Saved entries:
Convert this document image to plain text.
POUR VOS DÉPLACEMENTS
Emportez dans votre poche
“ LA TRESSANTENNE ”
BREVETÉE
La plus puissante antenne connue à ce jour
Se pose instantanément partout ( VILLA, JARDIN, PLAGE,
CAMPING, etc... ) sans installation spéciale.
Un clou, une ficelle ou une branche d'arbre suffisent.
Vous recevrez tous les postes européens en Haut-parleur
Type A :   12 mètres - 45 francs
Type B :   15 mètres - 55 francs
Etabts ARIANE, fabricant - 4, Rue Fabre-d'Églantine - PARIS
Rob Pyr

==

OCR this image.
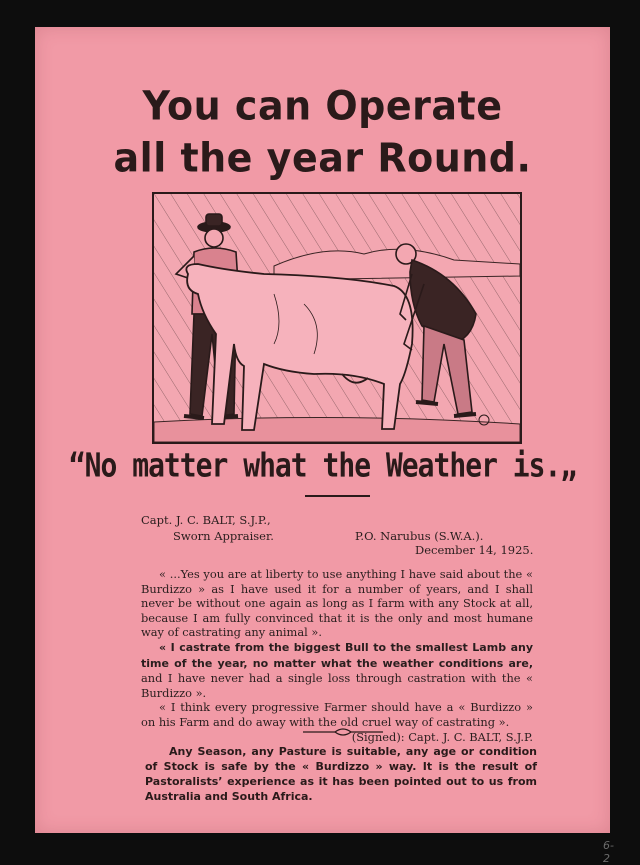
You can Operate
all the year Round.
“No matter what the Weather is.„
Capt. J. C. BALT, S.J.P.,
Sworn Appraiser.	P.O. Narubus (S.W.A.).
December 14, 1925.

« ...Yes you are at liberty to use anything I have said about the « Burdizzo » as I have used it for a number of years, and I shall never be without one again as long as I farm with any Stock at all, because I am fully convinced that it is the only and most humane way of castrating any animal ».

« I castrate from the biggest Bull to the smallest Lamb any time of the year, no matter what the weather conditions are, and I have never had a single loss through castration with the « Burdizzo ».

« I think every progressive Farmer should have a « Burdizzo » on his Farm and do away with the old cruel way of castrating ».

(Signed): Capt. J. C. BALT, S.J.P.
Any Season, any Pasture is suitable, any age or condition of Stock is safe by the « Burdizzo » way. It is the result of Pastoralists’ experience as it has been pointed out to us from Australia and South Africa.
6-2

* * *

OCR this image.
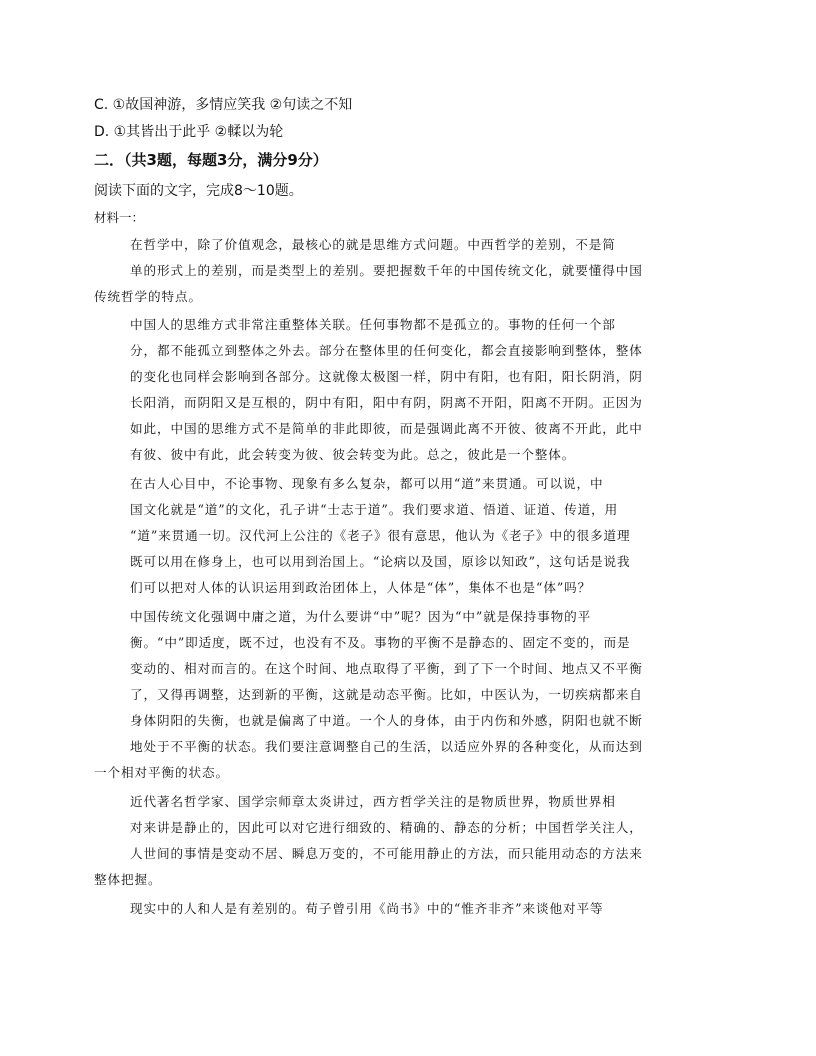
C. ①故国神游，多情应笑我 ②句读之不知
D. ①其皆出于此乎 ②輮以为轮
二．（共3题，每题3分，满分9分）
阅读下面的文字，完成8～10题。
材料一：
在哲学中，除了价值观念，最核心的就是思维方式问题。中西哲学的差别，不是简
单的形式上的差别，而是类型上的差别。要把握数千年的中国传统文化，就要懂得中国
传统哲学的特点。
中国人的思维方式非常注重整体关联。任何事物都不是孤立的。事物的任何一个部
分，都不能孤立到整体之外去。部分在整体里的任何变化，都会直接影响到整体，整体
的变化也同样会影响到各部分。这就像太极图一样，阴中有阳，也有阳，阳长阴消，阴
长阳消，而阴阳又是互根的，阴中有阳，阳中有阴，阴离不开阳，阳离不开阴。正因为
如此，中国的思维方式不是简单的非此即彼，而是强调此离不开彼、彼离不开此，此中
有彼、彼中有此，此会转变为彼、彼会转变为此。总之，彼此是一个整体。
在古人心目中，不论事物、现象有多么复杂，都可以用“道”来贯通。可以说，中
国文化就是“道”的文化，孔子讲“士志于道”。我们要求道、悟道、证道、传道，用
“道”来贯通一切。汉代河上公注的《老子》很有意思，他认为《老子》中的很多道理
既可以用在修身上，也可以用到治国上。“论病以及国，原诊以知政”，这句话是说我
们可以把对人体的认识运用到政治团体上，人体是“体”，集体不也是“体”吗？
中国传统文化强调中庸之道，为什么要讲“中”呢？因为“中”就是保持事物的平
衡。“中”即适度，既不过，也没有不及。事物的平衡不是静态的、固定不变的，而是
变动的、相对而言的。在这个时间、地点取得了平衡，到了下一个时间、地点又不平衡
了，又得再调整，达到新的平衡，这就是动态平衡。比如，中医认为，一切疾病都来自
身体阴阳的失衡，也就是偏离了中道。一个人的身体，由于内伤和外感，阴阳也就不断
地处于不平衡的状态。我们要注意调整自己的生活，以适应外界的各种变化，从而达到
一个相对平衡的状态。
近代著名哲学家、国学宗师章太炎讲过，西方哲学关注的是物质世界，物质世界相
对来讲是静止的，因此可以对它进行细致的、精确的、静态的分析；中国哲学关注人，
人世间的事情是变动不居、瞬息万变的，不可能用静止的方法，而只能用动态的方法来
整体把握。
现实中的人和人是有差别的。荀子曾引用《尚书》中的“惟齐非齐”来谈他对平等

**To be done**
Pick out all lines from the data above in which the word "what" appears.

**Task response**
“No matter what the Weather is.„
« I castrate from the biggest Bull to the smallest Lamb any time of the year, no matter what the weather conditions are, and I have never had a single loss through castration with the « Burdizzo ».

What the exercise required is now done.